::: Records shown
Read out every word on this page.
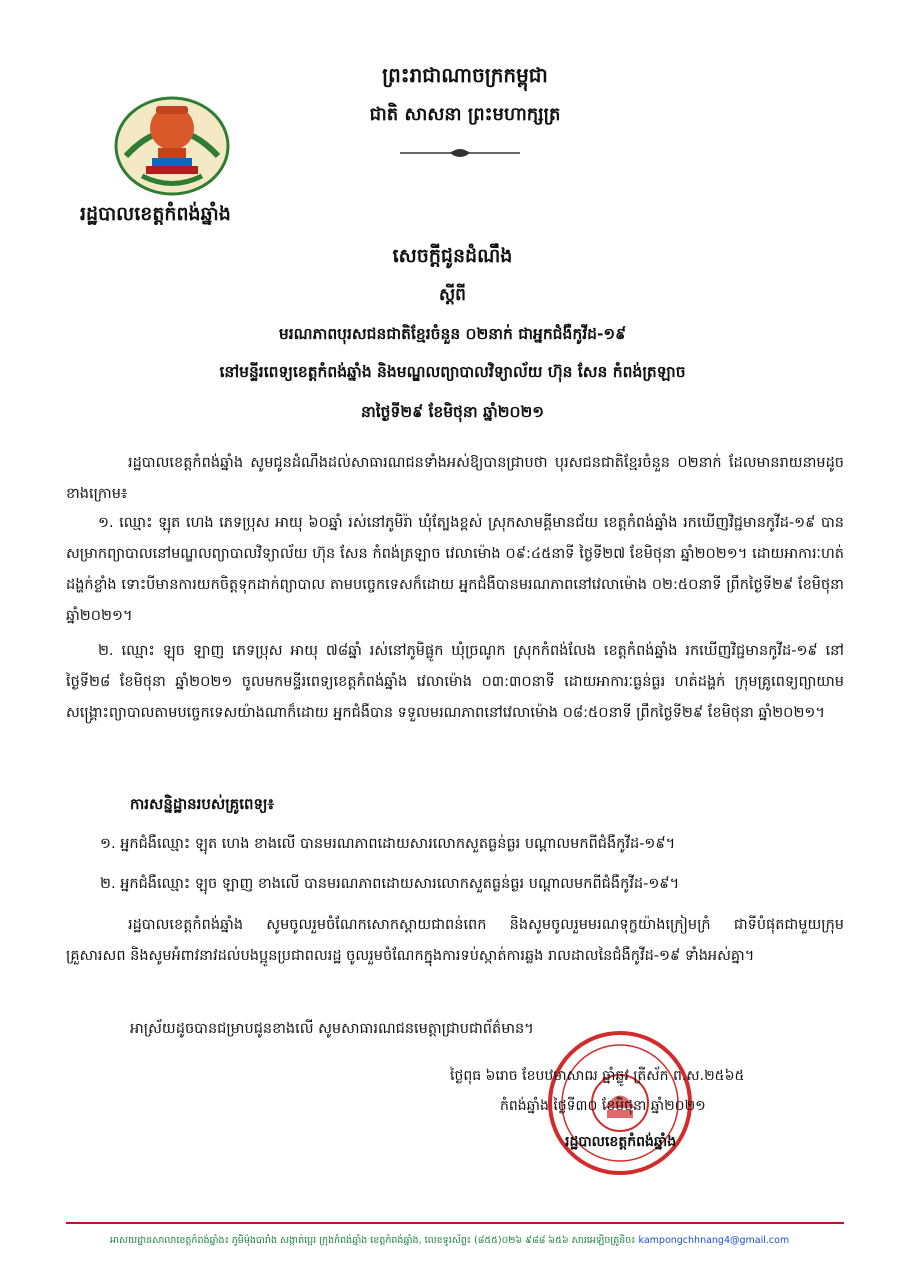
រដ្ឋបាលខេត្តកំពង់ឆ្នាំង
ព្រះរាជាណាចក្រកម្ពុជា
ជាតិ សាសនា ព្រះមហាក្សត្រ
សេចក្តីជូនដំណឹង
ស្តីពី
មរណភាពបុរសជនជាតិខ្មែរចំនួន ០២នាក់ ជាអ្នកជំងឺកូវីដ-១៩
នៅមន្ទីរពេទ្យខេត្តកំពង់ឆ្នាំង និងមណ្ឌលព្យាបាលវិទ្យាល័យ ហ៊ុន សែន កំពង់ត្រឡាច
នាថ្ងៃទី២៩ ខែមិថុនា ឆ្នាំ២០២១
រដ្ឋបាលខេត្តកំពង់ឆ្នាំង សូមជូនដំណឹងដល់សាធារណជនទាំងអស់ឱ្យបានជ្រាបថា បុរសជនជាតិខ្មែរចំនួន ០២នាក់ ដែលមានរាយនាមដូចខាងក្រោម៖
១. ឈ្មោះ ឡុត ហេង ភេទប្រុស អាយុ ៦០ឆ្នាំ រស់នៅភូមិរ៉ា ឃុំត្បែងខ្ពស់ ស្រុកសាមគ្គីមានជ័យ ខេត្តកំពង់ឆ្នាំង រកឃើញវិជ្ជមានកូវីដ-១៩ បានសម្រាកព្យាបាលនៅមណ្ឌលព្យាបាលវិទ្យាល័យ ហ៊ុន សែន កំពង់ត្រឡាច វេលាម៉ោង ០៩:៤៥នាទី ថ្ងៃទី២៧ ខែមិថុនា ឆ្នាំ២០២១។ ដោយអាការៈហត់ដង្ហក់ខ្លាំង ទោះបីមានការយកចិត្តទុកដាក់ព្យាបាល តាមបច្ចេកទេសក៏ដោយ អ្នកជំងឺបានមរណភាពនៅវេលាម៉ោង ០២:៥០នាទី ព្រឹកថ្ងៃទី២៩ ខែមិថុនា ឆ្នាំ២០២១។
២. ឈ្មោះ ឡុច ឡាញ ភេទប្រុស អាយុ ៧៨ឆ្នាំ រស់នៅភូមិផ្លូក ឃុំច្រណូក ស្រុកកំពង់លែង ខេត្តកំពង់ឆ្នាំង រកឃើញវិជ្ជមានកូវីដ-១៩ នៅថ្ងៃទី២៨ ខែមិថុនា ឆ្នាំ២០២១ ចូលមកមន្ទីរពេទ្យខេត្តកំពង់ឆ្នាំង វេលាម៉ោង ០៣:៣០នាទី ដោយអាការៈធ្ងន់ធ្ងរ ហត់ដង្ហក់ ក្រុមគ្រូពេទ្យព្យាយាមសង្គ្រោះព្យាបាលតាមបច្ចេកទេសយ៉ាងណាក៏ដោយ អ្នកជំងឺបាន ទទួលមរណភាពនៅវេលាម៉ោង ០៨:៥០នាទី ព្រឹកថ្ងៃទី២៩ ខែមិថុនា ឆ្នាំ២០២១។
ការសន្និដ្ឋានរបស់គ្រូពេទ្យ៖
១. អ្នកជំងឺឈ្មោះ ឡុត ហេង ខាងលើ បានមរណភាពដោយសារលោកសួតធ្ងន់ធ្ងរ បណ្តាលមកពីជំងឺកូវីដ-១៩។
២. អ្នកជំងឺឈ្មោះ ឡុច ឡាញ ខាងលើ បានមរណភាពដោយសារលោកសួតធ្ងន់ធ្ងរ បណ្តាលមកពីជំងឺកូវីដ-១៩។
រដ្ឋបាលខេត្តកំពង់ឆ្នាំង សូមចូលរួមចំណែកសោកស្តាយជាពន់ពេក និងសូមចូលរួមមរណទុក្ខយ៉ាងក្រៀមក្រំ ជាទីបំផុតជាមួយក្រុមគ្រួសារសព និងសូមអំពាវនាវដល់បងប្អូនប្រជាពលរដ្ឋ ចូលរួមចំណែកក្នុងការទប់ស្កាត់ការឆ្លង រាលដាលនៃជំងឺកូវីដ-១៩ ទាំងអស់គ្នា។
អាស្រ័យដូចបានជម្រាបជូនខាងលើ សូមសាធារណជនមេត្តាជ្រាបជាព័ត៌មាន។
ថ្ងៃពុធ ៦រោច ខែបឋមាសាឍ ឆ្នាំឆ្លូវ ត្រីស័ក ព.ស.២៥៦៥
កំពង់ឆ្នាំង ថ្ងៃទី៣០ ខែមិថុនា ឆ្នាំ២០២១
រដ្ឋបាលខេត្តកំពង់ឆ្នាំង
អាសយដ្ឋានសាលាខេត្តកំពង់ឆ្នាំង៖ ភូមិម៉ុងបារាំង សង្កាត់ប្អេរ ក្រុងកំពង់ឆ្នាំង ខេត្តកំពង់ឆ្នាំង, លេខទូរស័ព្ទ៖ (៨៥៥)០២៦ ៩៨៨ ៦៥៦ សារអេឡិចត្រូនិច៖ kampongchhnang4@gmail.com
::::::
What is asked: Scan the listing above. Gather each line that contains the word "លមកព".

Answer in full:
១. អ្នកជំងឺឈ្មោះ ឡុត ហេង ខាងលើ បានមរណភាពដោយសារលោកសួតធ្ងន់ធ្ងរ បណ្តាលមកពីជំងឺកូវីដ-១៩។
២. អ្នកជំងឺឈ្មោះ ឡុច ឡាញ ខាងលើ បានមរណភាពដោយសារលោកសួតធ្ងន់ធ្ងរ បណ្តាលមកពីជំងឺកូវីដ-១៩។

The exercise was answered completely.